> [JOB]: Return all lines where the word "products" can be found.

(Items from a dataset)
—————

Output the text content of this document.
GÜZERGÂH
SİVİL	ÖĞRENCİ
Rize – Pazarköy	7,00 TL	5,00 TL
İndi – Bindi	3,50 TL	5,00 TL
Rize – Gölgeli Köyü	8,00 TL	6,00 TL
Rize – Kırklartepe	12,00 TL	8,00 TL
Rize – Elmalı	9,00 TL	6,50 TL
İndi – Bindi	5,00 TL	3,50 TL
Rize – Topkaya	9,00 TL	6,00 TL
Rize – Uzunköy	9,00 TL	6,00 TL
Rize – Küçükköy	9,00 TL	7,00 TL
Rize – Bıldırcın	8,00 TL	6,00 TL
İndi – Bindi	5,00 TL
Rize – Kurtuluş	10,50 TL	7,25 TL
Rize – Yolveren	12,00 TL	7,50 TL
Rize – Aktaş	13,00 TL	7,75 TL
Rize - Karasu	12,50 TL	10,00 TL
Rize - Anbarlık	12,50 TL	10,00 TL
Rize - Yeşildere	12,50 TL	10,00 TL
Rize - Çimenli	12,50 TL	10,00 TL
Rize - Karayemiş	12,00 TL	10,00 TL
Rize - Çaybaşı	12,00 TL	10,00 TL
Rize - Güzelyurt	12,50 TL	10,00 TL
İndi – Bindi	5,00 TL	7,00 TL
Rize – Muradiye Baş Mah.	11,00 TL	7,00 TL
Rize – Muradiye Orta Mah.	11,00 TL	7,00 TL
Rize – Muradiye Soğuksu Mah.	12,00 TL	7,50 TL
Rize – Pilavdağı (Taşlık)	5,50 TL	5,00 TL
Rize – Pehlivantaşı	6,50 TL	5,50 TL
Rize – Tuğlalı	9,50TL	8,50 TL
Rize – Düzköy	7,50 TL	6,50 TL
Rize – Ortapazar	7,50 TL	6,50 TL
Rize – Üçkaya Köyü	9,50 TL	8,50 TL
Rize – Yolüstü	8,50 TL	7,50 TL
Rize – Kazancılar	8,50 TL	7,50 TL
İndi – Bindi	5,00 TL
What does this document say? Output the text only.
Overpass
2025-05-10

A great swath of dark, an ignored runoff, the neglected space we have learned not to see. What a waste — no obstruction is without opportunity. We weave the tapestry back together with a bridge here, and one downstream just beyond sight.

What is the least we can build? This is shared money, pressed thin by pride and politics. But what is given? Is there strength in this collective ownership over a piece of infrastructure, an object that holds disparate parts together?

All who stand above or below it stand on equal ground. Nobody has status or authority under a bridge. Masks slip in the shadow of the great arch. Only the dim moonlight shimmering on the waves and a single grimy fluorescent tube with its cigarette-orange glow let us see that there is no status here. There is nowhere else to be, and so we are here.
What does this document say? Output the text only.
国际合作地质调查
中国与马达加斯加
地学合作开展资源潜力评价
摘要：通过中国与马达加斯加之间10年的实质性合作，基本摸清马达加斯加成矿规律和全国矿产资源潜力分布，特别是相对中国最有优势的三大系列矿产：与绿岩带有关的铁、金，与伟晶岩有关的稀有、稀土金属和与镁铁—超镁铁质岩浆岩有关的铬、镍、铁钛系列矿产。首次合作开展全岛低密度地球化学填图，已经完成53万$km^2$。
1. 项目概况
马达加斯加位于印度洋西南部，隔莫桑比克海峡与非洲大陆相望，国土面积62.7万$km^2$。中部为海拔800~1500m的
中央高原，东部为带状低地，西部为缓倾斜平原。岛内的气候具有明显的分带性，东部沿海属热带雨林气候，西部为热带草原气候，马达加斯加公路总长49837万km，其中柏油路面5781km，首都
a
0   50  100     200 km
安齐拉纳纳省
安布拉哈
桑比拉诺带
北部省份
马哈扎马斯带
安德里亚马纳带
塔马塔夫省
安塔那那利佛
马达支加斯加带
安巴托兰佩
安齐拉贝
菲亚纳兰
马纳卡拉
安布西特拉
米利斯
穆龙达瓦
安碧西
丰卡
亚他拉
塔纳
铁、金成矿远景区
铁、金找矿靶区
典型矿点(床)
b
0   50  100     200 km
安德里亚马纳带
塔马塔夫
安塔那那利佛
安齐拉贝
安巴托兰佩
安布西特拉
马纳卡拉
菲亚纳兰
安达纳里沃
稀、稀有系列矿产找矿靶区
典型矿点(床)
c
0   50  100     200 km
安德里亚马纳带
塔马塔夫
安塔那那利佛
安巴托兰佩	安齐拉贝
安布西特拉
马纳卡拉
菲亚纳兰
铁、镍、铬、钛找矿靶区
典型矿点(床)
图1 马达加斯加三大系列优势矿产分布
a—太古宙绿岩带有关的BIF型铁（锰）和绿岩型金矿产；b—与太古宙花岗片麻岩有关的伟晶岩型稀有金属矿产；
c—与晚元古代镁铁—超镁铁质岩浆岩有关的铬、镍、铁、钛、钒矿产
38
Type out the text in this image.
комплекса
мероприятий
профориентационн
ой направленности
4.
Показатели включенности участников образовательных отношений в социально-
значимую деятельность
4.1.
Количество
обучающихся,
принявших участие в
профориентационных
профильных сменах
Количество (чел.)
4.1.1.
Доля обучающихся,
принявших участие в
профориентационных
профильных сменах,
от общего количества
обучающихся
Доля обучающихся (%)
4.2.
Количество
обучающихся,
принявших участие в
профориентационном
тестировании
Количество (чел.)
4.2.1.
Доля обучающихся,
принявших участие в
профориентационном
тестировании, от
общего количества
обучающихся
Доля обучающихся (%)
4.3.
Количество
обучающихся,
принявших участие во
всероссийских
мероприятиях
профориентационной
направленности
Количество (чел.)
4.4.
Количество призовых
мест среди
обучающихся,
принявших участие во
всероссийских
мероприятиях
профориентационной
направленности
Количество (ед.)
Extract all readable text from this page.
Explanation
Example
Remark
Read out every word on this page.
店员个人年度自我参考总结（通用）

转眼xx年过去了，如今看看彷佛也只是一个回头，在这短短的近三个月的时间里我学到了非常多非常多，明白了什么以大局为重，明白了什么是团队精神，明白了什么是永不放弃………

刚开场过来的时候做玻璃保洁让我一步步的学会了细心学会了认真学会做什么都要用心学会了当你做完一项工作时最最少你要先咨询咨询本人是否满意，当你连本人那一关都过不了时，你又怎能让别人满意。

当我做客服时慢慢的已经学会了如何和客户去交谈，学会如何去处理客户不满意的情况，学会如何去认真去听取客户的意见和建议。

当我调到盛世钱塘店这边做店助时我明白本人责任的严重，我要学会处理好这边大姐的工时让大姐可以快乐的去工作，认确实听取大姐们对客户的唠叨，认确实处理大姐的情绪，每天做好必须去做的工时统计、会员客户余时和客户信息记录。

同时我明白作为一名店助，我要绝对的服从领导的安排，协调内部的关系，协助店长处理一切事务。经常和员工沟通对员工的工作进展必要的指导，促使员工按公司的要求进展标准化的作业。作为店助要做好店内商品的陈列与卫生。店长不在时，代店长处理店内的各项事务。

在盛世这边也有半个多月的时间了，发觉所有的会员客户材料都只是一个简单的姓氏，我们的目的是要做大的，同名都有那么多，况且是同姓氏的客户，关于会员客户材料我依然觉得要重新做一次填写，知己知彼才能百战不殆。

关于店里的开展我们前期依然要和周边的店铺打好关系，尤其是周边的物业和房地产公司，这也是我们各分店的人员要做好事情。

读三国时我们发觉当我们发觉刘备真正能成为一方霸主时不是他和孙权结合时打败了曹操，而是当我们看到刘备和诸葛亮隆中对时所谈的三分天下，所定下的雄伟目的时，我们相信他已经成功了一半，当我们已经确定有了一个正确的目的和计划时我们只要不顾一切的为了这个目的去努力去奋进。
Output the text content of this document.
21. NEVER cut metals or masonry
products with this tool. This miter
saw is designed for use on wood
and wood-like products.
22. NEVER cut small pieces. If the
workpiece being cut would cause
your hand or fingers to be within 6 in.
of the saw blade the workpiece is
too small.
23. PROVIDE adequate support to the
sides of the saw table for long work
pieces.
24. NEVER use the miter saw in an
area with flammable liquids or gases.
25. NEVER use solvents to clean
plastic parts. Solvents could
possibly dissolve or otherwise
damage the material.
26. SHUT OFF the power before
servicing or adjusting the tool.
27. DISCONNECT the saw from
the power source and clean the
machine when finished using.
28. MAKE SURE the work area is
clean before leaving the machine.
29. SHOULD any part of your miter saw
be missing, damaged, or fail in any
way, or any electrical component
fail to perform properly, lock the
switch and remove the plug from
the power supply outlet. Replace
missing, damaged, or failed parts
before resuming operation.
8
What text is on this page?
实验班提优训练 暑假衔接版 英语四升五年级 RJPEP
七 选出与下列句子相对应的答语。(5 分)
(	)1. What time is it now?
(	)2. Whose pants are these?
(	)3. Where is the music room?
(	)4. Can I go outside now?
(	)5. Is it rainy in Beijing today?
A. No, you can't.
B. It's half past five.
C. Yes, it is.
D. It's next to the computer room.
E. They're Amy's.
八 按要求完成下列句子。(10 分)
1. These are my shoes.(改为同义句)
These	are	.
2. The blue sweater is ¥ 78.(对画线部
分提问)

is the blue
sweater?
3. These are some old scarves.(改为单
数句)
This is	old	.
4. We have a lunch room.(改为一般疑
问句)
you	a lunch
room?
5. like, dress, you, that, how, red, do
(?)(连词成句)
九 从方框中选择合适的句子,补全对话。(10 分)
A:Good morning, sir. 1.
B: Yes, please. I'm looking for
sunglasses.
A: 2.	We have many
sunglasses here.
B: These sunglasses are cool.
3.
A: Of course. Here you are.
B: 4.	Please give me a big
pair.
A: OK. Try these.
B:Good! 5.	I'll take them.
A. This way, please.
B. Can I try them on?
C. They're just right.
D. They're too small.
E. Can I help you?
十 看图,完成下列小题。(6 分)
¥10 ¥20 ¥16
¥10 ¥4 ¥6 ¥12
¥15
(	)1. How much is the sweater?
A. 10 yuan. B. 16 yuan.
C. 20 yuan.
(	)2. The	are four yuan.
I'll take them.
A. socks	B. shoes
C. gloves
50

—————

> [REPLY TO THE EXERCISE]:
products with this tool. This miter
and wood-like products.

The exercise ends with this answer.